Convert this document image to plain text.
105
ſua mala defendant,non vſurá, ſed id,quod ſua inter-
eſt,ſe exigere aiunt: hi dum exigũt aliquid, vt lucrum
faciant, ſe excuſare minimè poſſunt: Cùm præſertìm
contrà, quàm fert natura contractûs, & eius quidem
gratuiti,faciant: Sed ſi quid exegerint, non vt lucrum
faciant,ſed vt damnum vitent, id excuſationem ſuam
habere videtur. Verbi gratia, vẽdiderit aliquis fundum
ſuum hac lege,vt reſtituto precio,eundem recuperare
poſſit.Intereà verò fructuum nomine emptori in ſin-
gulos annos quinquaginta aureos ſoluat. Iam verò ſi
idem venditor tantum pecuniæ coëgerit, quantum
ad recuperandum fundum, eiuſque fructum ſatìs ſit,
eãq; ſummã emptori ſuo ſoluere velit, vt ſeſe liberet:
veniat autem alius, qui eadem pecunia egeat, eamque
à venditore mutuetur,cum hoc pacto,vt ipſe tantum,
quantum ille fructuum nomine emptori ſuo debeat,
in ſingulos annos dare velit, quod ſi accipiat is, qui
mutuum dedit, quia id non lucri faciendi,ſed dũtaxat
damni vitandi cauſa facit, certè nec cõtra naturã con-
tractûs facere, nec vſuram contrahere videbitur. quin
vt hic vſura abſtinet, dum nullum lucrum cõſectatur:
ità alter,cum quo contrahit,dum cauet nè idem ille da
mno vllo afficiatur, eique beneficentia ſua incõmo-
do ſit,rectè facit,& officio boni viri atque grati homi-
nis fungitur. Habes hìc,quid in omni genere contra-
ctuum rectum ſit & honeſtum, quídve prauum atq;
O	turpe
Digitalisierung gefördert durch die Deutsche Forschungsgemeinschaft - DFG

⁂

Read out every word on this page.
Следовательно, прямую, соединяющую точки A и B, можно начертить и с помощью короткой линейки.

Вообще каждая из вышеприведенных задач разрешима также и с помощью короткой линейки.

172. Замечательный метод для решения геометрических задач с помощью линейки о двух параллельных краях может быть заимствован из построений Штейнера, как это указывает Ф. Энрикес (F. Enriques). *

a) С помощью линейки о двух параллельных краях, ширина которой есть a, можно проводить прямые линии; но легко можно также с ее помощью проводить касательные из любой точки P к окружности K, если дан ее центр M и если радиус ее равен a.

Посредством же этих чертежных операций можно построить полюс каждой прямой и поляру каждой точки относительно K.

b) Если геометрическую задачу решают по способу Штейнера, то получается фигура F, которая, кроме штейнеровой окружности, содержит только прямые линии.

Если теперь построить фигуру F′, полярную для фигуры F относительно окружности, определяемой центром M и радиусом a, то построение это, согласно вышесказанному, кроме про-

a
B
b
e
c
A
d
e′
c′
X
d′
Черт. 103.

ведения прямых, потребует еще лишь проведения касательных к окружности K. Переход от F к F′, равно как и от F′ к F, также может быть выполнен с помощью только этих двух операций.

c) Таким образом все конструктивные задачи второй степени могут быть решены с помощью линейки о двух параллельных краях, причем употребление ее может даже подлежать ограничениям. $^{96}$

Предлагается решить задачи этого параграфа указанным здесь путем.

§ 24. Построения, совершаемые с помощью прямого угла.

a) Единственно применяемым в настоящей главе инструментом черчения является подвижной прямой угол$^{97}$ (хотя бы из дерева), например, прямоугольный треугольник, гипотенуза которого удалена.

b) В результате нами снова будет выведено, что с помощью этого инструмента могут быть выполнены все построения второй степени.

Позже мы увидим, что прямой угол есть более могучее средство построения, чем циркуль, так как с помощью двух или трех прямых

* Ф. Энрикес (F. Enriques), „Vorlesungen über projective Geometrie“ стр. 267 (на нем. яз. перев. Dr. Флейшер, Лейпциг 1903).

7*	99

⁂

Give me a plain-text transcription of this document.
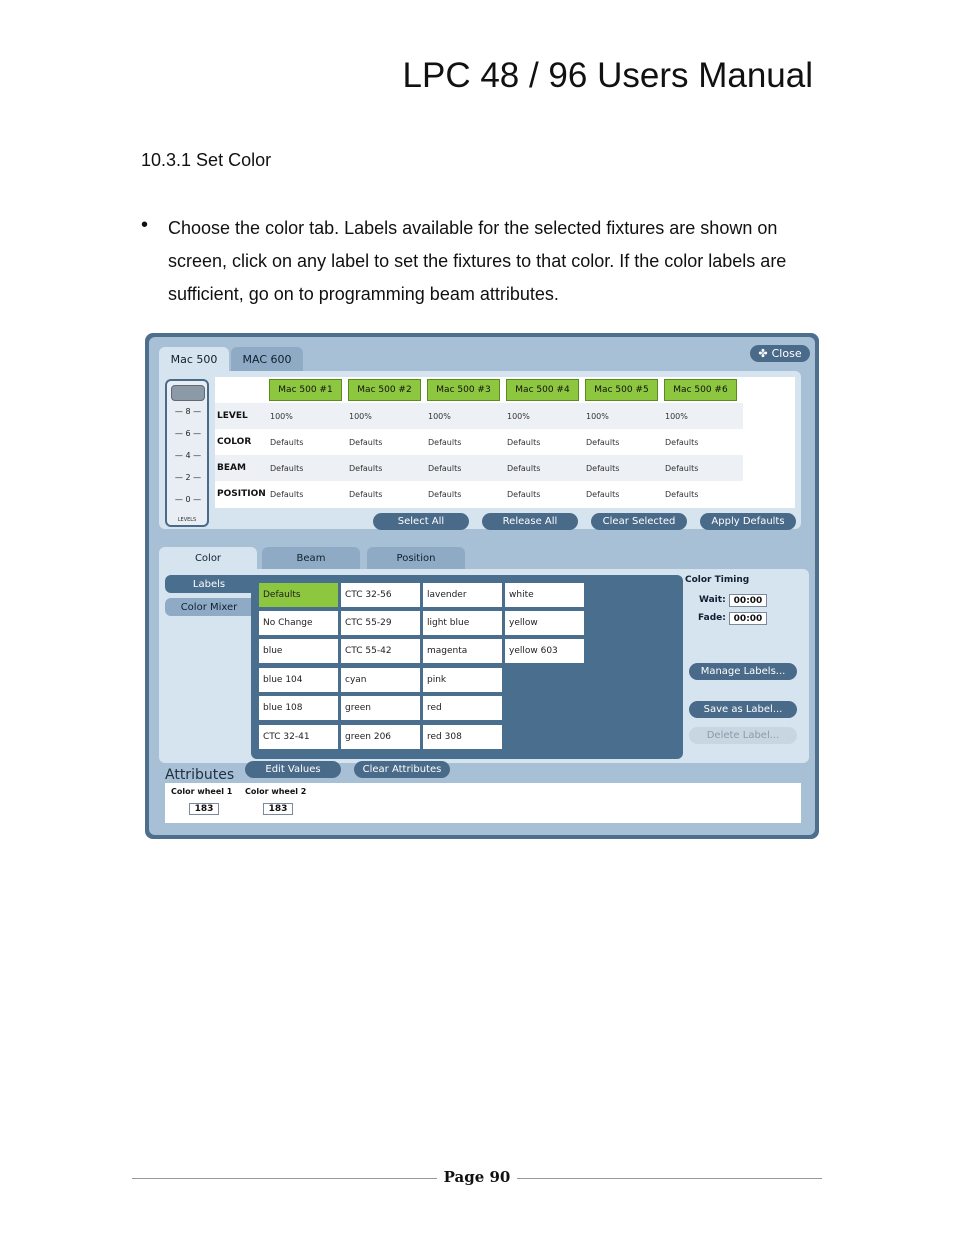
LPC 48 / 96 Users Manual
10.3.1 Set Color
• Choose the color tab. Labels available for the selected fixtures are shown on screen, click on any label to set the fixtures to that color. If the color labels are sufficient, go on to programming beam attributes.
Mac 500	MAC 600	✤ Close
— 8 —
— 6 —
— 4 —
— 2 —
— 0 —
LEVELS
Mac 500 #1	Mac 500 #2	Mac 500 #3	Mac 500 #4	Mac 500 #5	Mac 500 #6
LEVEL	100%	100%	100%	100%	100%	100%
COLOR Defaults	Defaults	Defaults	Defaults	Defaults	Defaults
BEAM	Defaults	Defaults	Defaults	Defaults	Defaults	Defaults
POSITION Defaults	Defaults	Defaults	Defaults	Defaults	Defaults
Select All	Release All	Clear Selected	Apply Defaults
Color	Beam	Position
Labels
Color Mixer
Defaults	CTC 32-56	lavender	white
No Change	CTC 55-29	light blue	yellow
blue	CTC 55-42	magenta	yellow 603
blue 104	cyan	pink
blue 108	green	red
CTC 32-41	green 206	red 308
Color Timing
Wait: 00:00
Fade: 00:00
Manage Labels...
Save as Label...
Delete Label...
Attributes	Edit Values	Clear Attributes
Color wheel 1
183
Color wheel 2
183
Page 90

⁂

:: What the task requires ::
Extract from the data every line where "задачи" shows up.

:: Task solution ::
c) Таким образом все конструктивные задачи второй степени могут быть решены с помощью линейки о двух параллельных краях, причем употребление ее может даже подлежать ограничениям. $^{96}$
Предлагается решить задачи этого параграфа указанным здесь путем.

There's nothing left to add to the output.